(Objective) Below is a listing. Gather each line of it that contains "Адия".

(Input rows)
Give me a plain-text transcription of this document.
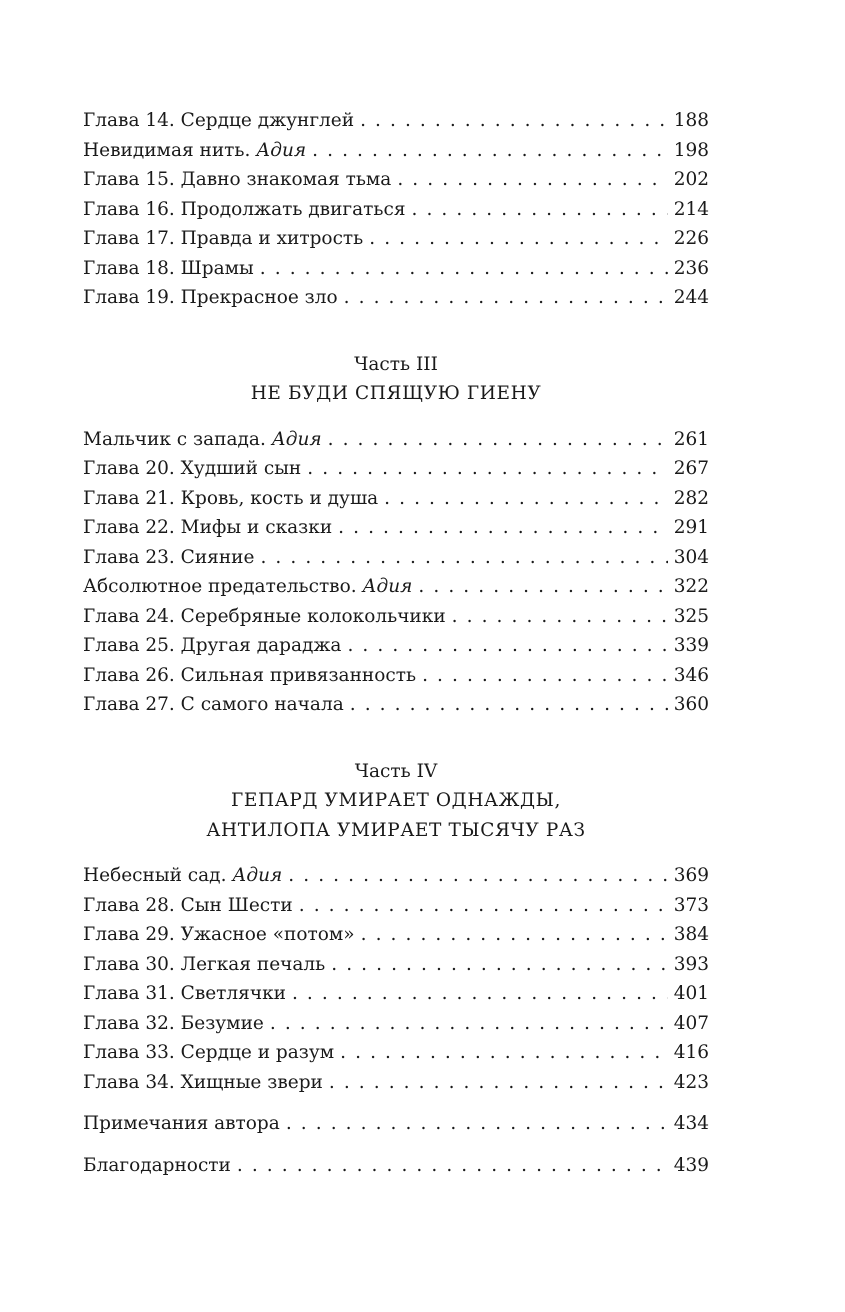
Глава 14. Сердце джунглей . . .	188
Невидимая нить. Адия . . .	198
Глава 15. Давно знакомая тьма . . .	202
Глава 16. Продолжать двигаться . . .	214
Глава 17. Правда и хитрость . . .	226
Глава 18. Шрамы . . .	236
Глава 19. Прекрасное зло . . .	244
Часть III
НЕ БУДИ СПЯЩУЮ ГИЕНУ
Мальчик с запада. Адия . . .	261
Глава 20. Худший сын . . .	267
Глава 21. Кровь, кость и душа . . .	282
Глава 22. Мифы и сказки . . .	291
Глава 23. Сияние . . .	304
Абсолютное предательство. Адия . . .	322
Глава 24. Серебряные колокольчики . . .	325
Глава 25. Другая дараджа . . .	339
Глава 26. Сильная привязанность . . .	346
Глава 27. С самого начала . . .	360
Часть IV
ГЕПАРД УМИРАЕТ ОДНАЖДЫ,
АНТИЛОПА УМИРАЕТ ТЫСЯЧУ РАЗ
Небесный сад. Адия . . .	369
Глава 28. Сын Шести . . .	373
Глава 29. Ужасное «потом» . . .	384
Глава 30. Легкая печаль . . .	393
Глава 31. Светлячки . . .	401
Глава 32. Безумие . . .	407
Глава 33. Сердце и разум . . .	416
Глава 34. Хищные звери . . .	423
Примечания автора . . .	434
Благодарности . . .	439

(Written response)
Невидимая нить. Адия . . .	198
Мальчик с запада. Адия . . .	261
Абсолютное предательство. Адия . . .	322
Небесный сад. Адия . . .	369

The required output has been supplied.